Check your understanding:
[1] According to the extract on building the z26 cartridge, why is using dasm tricky? Answer in one to three sentences.
[2] Continue the extract on building the z26 cartridge with dasm from where it stops.

Extract provided:
To convert the BIN file to a WAV suitable for playing into a Supercharger, I used Rob Colbert's makewav. I used BladeEnc to rip the file to mp3.
Note that even if you are doing a straight-ahead replacement of z26.map, you will need to change at least one routine in z26.asm. This is the GameStart routine starting on line 263. You need to put your starting location and your beginning inventory together, and load the appropriate description for the starting room.
Once you've done this, it's really easy. The command to compile the
cartridge, for instance, is simply:
dasm z26.asm -f3 -ofotr.bin
The only tricky thing is that the syntax of dasm expects the flags after
the filename, which is the wrong way around for a Unix tool. There's
also no real documentation for dasm, but then there doesn't really need
to be.

Dataset excerpts:

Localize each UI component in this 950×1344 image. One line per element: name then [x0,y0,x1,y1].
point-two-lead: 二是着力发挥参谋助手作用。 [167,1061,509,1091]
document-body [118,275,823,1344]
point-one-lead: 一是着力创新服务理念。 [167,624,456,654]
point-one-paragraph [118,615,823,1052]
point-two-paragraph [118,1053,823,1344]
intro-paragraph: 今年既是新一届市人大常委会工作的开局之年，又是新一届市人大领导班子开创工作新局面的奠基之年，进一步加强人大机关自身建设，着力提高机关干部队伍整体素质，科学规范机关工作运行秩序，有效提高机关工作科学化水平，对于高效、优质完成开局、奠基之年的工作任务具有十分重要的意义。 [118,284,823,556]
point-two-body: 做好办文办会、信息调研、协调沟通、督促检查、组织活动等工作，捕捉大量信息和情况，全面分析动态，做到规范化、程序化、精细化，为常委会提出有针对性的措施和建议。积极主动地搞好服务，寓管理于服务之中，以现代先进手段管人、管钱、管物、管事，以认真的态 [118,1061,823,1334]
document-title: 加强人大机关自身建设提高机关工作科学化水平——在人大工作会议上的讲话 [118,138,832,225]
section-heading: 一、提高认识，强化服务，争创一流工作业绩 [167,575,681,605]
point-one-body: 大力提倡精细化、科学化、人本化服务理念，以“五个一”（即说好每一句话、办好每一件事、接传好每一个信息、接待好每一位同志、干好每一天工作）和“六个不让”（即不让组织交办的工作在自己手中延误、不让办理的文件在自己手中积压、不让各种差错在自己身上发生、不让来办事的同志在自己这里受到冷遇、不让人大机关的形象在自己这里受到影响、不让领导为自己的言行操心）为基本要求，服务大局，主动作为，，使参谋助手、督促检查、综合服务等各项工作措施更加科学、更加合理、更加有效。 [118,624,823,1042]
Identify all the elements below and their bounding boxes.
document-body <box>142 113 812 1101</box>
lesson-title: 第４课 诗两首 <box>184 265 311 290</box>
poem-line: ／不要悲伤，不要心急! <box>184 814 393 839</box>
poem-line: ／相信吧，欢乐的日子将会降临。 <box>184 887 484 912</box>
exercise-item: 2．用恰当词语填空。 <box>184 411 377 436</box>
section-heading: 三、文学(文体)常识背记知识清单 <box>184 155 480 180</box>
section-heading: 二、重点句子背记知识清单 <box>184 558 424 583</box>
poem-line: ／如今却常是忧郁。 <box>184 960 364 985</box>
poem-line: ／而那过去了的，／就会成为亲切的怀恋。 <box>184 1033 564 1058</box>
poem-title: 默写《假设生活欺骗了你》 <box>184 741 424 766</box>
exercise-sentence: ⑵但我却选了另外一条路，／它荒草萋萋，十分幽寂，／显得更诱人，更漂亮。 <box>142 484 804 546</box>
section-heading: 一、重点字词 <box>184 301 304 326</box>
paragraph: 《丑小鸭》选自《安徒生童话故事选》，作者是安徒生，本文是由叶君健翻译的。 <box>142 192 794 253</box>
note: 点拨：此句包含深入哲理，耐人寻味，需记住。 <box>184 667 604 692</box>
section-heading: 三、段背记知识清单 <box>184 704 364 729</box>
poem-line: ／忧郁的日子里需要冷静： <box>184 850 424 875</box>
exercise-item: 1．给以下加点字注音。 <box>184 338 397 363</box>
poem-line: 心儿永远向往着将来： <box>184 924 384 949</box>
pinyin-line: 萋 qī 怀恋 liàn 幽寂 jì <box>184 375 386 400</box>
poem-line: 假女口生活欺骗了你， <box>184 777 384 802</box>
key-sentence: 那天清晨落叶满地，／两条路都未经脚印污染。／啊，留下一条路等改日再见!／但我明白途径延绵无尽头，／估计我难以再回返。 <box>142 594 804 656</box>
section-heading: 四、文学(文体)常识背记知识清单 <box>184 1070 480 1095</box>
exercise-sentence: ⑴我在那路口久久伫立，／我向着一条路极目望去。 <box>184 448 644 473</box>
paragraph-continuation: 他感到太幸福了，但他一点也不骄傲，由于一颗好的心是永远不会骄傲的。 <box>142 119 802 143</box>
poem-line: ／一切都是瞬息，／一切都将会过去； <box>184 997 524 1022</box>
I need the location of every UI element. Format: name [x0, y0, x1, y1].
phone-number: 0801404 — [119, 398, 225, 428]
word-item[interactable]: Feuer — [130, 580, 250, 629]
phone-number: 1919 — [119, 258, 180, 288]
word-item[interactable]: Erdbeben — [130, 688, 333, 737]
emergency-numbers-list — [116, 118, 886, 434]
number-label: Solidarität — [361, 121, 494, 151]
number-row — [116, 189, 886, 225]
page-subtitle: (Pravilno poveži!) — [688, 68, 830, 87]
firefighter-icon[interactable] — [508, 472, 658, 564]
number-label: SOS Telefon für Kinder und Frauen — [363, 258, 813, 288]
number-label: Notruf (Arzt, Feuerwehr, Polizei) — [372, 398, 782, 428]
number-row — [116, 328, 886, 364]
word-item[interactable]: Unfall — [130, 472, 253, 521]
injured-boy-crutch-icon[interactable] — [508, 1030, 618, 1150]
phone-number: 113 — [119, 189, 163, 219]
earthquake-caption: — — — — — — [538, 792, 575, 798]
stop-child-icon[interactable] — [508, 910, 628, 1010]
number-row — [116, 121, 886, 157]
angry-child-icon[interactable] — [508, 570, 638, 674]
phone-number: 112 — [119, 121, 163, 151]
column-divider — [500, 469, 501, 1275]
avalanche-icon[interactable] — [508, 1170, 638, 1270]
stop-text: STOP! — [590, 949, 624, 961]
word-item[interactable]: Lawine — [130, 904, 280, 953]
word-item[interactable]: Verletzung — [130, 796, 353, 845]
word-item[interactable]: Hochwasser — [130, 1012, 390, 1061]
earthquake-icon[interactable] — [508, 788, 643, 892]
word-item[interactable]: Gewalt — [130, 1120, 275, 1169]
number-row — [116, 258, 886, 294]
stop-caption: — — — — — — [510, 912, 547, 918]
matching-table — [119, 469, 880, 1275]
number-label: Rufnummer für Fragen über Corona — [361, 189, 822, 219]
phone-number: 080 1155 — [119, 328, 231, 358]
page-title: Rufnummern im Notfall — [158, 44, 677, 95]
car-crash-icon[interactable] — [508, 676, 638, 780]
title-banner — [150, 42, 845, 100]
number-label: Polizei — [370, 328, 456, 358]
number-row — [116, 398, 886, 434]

Expected results:
[1] Using dasm is tricky because it expects the flags to come after the filename. That is the reverse of the usual order for a Unix tool.

[2]
If you're hardcore and have access to an EPROM burner that will let you burn a 2532 or a 2732, which requires 21 or 25 volts, then you can certainly create your own cartridge. Randy tells you how.
(As an aside, Bob Colbert has also written a utility called Cheetah that is to the VCS/Supercharger combo what the Game Genie is to the NES. Effectively, it's a modified version of the MakeWAV utility that takes a 2k or 4k ROM image and writes a 2k prologue in front of it before converting it into an audio file to play into the Supercharger. This prologue gives you the ability to modify any byte in the image, because it's all loaded into RAM, before you start it. This lets you create new game variations, turn off the timer in games, and all kinds of neat hackery. Of course, since you already have the binary image, you could just zap that directly with a hex editor before making the audio copy of it, but somehow Cheetah is cooler. Just go to Bob Colbert's Atari Development Page)
Only about 70% of games will work with the Supercharger. That percentage can be boosted by modifying the Supercharger. I now have a second Supercharger, but I haven't done the modification yet.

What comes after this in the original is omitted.